Write the records out again, precisely as they stand.

[Saved entries]
────────
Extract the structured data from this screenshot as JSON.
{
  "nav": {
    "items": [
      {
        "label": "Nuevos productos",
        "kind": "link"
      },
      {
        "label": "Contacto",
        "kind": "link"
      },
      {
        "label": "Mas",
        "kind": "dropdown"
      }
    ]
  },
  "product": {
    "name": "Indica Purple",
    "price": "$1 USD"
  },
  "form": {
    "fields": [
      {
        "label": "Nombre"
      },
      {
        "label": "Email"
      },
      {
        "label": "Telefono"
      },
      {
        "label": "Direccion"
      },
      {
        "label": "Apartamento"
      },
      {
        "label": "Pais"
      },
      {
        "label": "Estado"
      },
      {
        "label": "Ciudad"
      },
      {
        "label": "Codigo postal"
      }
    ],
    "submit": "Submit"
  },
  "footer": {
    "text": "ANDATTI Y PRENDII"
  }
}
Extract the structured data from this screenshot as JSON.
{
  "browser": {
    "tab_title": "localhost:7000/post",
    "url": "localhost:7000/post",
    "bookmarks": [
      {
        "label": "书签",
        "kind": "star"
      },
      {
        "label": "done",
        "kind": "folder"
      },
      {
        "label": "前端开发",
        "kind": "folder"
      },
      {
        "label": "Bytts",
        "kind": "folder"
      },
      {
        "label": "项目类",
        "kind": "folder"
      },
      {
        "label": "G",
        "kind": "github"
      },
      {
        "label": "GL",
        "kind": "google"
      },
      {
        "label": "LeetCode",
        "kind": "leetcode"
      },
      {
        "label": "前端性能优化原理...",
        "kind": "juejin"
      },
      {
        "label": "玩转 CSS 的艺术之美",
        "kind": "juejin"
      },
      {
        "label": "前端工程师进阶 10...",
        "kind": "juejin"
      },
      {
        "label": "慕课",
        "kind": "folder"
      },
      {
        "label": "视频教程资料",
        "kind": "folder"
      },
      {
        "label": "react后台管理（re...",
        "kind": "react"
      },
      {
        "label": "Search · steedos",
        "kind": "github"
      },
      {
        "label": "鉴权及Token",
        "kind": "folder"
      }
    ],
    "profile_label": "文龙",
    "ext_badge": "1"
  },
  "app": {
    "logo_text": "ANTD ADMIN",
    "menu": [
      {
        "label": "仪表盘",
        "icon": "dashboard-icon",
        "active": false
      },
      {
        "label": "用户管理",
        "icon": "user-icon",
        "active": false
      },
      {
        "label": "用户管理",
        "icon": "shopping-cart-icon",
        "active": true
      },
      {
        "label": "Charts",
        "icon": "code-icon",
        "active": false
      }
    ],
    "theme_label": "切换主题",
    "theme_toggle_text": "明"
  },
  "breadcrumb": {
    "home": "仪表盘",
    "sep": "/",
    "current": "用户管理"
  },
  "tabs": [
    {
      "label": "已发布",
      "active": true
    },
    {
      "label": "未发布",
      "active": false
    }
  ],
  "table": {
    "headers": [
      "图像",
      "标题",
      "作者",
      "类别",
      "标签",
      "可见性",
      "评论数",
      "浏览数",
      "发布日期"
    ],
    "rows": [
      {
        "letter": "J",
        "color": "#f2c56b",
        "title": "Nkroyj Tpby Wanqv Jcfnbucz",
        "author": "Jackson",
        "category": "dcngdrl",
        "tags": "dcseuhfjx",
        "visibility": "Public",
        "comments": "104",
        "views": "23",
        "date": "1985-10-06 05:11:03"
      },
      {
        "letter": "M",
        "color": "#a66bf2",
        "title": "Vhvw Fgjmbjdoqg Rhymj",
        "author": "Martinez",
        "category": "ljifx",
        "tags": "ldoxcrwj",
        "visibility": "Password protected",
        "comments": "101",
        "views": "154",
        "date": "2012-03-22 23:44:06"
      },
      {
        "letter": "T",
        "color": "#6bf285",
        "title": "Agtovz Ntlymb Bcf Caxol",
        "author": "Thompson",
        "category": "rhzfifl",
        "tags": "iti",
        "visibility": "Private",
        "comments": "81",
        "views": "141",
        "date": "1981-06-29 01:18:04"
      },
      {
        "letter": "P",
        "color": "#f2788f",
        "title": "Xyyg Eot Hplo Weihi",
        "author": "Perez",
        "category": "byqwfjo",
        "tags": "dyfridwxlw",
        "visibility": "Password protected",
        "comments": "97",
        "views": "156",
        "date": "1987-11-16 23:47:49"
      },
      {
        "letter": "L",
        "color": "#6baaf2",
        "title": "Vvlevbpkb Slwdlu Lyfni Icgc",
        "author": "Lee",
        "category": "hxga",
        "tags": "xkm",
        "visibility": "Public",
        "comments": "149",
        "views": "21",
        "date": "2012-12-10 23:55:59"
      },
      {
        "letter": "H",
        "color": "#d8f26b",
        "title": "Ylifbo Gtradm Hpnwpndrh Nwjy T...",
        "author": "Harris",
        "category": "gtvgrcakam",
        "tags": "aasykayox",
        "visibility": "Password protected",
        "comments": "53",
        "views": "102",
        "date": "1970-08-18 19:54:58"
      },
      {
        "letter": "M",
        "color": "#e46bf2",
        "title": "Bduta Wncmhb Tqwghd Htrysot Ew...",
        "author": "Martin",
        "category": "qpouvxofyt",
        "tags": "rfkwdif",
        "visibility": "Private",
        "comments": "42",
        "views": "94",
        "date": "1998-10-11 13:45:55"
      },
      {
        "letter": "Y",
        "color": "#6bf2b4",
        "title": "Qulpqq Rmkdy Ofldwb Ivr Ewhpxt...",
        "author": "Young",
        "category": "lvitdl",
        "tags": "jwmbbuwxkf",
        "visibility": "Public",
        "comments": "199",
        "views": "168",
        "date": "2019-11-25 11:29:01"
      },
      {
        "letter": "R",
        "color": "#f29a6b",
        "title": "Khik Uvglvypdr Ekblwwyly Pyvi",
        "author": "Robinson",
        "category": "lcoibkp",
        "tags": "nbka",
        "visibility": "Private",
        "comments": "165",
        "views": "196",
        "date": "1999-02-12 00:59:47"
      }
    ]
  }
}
────────
Right answer
Extract the structured data from this screenshot as JSON.
{
  "nav": {
    "items": [
      {
        "label": "Nuevos productos",
        "kind": "link"
      },
      {
        "label": "Contacto",
        "kind": "link"
      },
      {
        "label": "Mas",
        "kind": "dropdown"
      }
    ]
  },
  "product": {
    "name": "Indica Purple",
    "price": "$1 USD"
  },
  "form": {
    "fields": [
      {
        "label": "Nombre"
      },
      {
        "label": "Email"
      },
      {
        "label": "Telefono"
      },
      {
        "label": "Direccion"
      },
      {
        "label": "Apartamento"
      },
      {
        "label": "Pais"
      },
      {
        "label": "Estado"
      },
      {
        "label": "Ciudad"
      },
      {
        "label": "Codigo postal"
      }
    ],
    "submit": "Submit"
  },
  "footer": {
    "text": "ANDATTI Y PRENDII"
  }
}
Extract the structured data from this screenshot as JSON.
{
  "browser": {
    "tab_title": "localhost:7000/post",
    "url": "localhost:7000/post",
    "bookmarks": [
      {
        "label": "书签",
        "kind": "star"
      },
      {
        "label": "done",
        "kind": "folder"
      },
      {
        "label": "前端开发",
        "kind": "folder"
      },
      {
        "label": "Bytts",
        "kind": "folder"
      },
      {
        "label": "项目类",
        "kind": "folder"
      },
      {
        "label": "G",
        "kind": "github"
      },
      {
        "label": "GL",
        "kind": "google"
      },
      {
        "label": "LeetCode",
        "kind": "leetcode"
      },
      {
        "label": "前端性能优化原理...",
        "kind": "juejin"
      },
      {
        "label": "玩转 CSS 的艺术之美",
        "kind": "juejin"
      },
      {
        "label": "前端工程师进阶 10...",
        "kind": "juejin"
      },
      {
        "label": "慕课",
        "kind": "folder"
      },
      {
        "label": "视频教程资料",
        "kind": "folder"
      },
      {
        "label": "react后台管理（re...",
        "kind": "react"
      },
      {
        "label": "Search · steedos",
        "kind": "github"
      },
      {
        "label": "鉴权及Token",
        "kind": "folder"
      }
    ],
    "profile_label": "文龙",
    "ext_badge": "1"
  },
  "app": {
    "logo_text": "ANTD ADMIN",
    "menu": [
      {
        "label": "仪表盘",
        "icon": "dashboard-icon",
        "active": false
      },
      {
        "label": "用户管理",
        "icon": "user-icon",
        "active": false
      },
      {
        "label": "用户管理",
        "icon": "shopping-cart-icon",
        "active": true
      },
      {
        "label": "Charts",
        "icon": "code-icon",
        "active": false
      }
    ],
    "theme_label": "切换主题",
    "theme_toggle_text": "明"
  },
  "breadcrumb": {
    "home": "仪表盘",
    "sep": "/",
    "current": "用户管理"
  },
  "tabs": [
    {
      "label": "已发布",
      "active": true
    },
    {
      "label": "未发布",
      "active": false
    }
  ],
  "table": {
    "headers": [
      "图像",
      "标题",
      "作者",
      "类别",
      "标签",
      "可见性",
      "评论数",
      "浏览数",
      "发布日期"
    ],
    "rows": [
      {
        "letter": "J",
        "color": "#f2c56b",
        "title": "Nkroyj Tpby Wanqv Jcfnbucz",
        "author": "Jackson",
        "category": "dcngdrl",
        "tags": "dcseuhfjx",
        "visibility": "Public",
        "comments": "104",
        "views": "23",
        "date": "1985-10-06 05:11:03"
      },
      {
        "letter": "M",
        "color": "#a66bf2",
        "title": "Vhvw Fgjmbjdoqg Rhymj",
        "author": "Martinez",
        "category": "ljifx",
        "tags": "ldoxcrwj",
        "visibility": "Password protected",
        "comments": "101",
        "views": "154",
        "date": "2012-03-22 23:44:06"
      },
      {
        "letter": "T",
        "color": "#6bf285",
        "title": "Agtovz Ntlymb Bcf Caxol",
        "author": "Thompson",
        "category": "rhzfifl",
        "tags": "iti",
        "visibility": "Private",
        "comments": "81",
        "views": "141",
        "date": "1981-06-29 01:18:04"
      },
      {
        "letter": "P",
        "color": "#f2788f",
        "title": "Xyyg Eot Hplo Weihi",
        "author": "Perez",
        "category": "byqwfjo",
        "tags": "dyfridwxlw",
        "visibility": "Password protected",
        "comments": "97",
        "views": "156",
        "date": "1987-11-16 23:47:49"
      },
      {
        "letter": "L",
        "color": "#6baaf2",
        "title": "Vvlevbpkb Slwdlu Lyfni Icgc",
        "author": "Lee",
        "category": "hxga",
        "tags": "xkm",
        "visibility": "Public",
        "comments": "149",
        "views": "21",
        "date": "2012-12-10 23:55:59"
      },
      {
        "letter": "H",
        "color": "#d8f26b",
        "title": "Ylifbo Gtradm Hpnwpndrh Nwjy T...",
        "author": "Harris",
        "category": "gtvgrcakam",
        "tags": "aasykayox",
        "visibility": "Password protected",
        "comments": "53",
        "views": "102",
        "date": "1970-08-18 19:54:58"
      },
      {
        "letter": "M",
        "color": "#e46bf2",
        "title": "Bduta Wncmhb Tqwghd Htrysot Ew...",
        "author": "Martin",
        "category": "qpouvxofyt",
        "tags": "rfkwdif",
        "visibility": "Private",
        "comments": "42",
        "views": "94",
        "date": "1998-10-11 13:45:55"
      },
      {
        "letter": "Y",
        "color": "#6bf2b4",
        "title": "Qulpqq Rmkdy Ofldwb Ivr Ewhpxt...",
        "author": "Young",
        "category": "lvitdl",
        "tags": "jwmbbuwxkf",
        "visibility": "Public",
        "comments": "199",
        "views": "168",
        "date": "2019-11-25 11:29:01"
      },
      {
        "letter": "R",
        "color": "#f29a6b",
        "title": "Khik Uvglvypdr Ekblwwyly Pyvi",
        "author": "Robinson",
        "category": "lcoibkp",
        "tags": "nbka",
        "visibility": "Private",
        "comments": "165",
        "views": "196",
        "date": "1999-02-12 00:59:47"
      }
    ]
  }
}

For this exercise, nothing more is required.